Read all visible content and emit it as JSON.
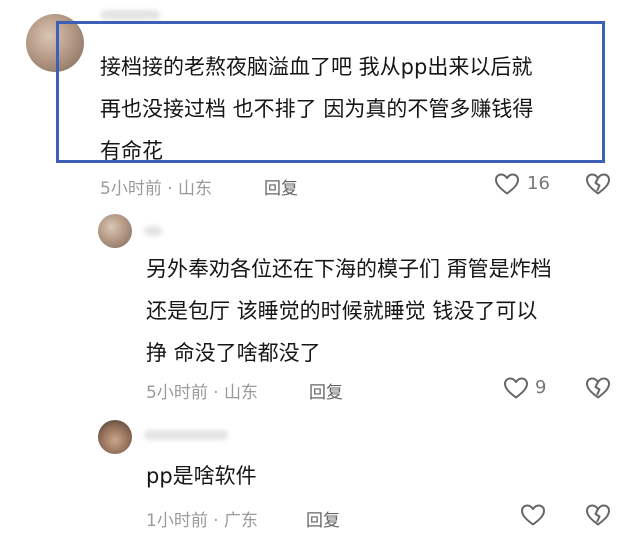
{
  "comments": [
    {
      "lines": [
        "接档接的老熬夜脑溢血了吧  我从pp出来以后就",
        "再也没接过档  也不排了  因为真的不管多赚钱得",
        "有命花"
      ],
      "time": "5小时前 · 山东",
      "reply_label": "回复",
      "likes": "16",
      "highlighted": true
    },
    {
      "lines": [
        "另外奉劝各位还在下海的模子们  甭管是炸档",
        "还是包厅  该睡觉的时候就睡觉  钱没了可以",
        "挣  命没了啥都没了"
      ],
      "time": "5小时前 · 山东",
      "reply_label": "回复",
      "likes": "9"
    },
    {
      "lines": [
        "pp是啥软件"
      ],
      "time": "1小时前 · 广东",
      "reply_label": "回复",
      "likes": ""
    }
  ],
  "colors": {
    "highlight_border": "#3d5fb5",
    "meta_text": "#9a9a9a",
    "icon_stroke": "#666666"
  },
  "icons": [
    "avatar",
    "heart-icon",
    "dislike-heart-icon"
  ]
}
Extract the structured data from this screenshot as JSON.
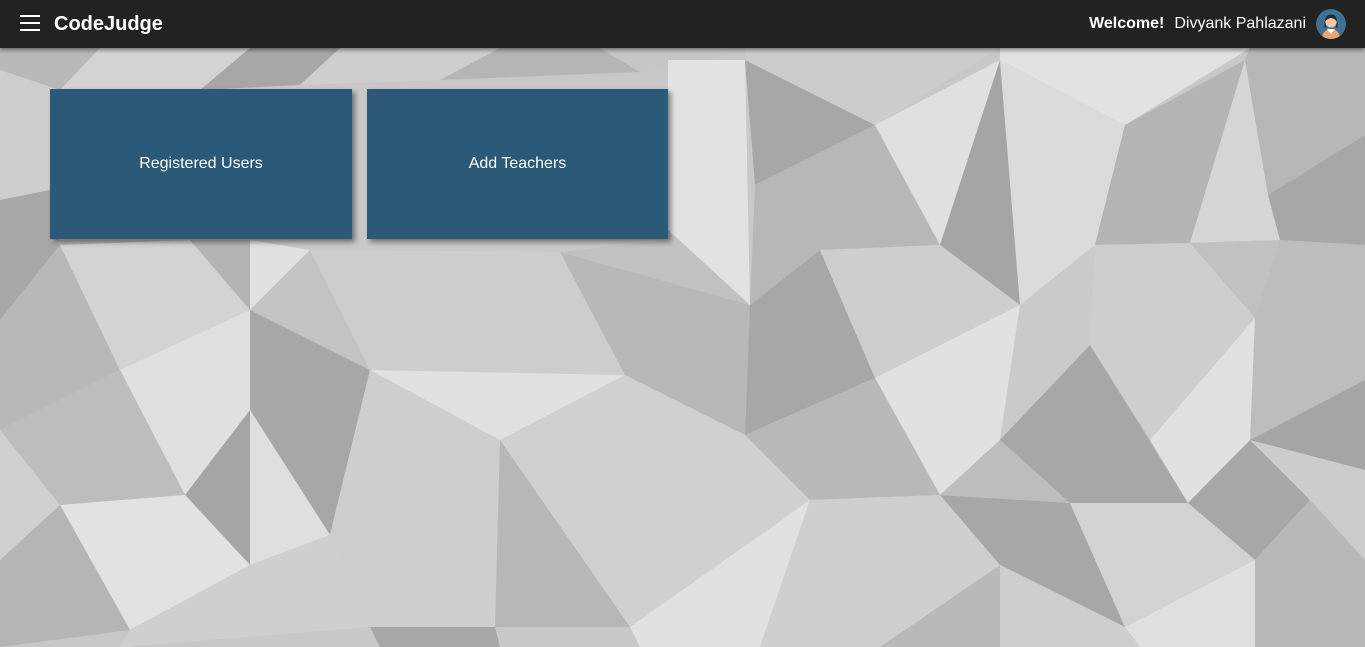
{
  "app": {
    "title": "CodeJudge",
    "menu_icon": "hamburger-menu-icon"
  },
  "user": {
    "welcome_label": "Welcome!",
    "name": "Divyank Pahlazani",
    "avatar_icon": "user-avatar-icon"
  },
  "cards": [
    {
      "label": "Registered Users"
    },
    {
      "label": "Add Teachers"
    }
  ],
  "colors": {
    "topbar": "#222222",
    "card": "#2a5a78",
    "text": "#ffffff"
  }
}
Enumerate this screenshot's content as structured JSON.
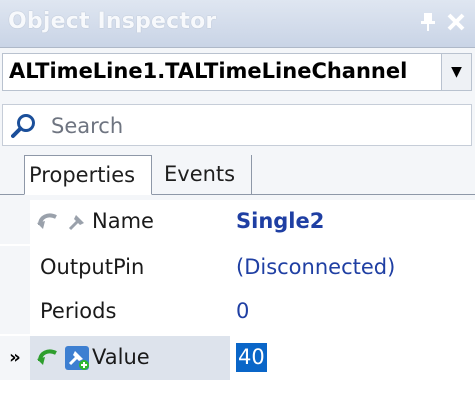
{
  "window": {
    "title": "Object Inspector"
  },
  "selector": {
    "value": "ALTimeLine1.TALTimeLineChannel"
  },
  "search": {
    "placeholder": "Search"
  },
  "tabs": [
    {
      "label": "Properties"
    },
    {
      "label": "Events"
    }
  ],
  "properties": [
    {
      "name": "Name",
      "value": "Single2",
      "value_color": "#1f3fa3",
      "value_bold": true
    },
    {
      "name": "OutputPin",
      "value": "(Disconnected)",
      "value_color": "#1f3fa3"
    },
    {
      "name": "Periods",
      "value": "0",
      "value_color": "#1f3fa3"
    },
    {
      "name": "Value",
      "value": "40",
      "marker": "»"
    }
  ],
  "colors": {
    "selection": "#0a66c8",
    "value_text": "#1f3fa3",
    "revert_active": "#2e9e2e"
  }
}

==========

What you return should match the records above word for word, minus the pictures.

Read all visible content and emit it as JSON.
{
  "comments": [
    {
      "lines": [
        "接档接的老熬夜脑溢血了吧  我从pp出来以后就",
        "再也没接过档  也不排了  因为真的不管多赚钱得",
        "有命花"
      ],
      "time": "5小时前 · 山东",
      "reply_label": "回复",
      "likes": "16",
      "highlighted": true
    },
    {
      "lines": [
        "另外奉劝各位还在下海的模子们  甭管是炸档",
        "还是包厅  该睡觉的时候就睡觉  钱没了可以",
        "挣  命没了啥都没了"
      ],
      "time": "5小时前 · 山东",
      "reply_label": "回复",
      "likes": "9"
    },
    {
      "lines": [
        "pp是啥软件"
      ],
      "time": "1小时前 · 广东",
      "reply_label": "回复",
      "likes": ""
    }
  ],
  "colors": {
    "highlight_border": "#3d5fb5",
    "meta_text": "#9a9a9a",
    "icon_stroke": "#666666"
  },
  "icons": [
    "avatar",
    "heart-icon",
    "dislike-heart-icon"
  ]
}
Extract the structured data from this screenshot as JSON.
{
  "app": {
    "title": "CodeJudge",
    "menu_icon": "hamburger-menu-icon"
  },
  "user": {
    "welcome_label": "Welcome!",
    "name": "Divyank Pahlazani",
    "avatar_icon": "user-avatar-icon"
  },
  "cards": [
    {
      "label": "Registered Users"
    },
    {
      "label": "Add Teachers"
    }
  ],
  "colors": {
    "topbar": "#222222",
    "card": "#2a5a78",
    "text": "#ffffff"
  }
}
Enumerate this screenshot's content as structured JSON.
{
  "window": {
    "title": "Object Inspector"
  },
  "selector": {
    "value": "ALTimeLine1.TALTimeLineChannel"
  },
  "search": {
    "placeholder": "Search"
  },
  "tabs": [
    {
      "label": "Properties"
    },
    {
      "label": "Events"
    }
  ],
  "properties": [
    {
      "name": "Name",
      "value": "Single2",
      "value_color": "#1f3fa3",
      "value_bold": true
    },
    {
      "name": "OutputPin",
      "value": "(Disconnected)",
      "value_color": "#1f3fa3"
    },
    {
      "name": "Periods",
      "value": "0",
      "value_color": "#1f3fa3"
    },
    {
      "name": "Value",
      "value": "40",
      "marker": "»"
    }
  ],
  "colors": {
    "selection": "#0a66c8",
    "value_text": "#1f3fa3",
    "revert_active": "#2e9e2e"
  }
}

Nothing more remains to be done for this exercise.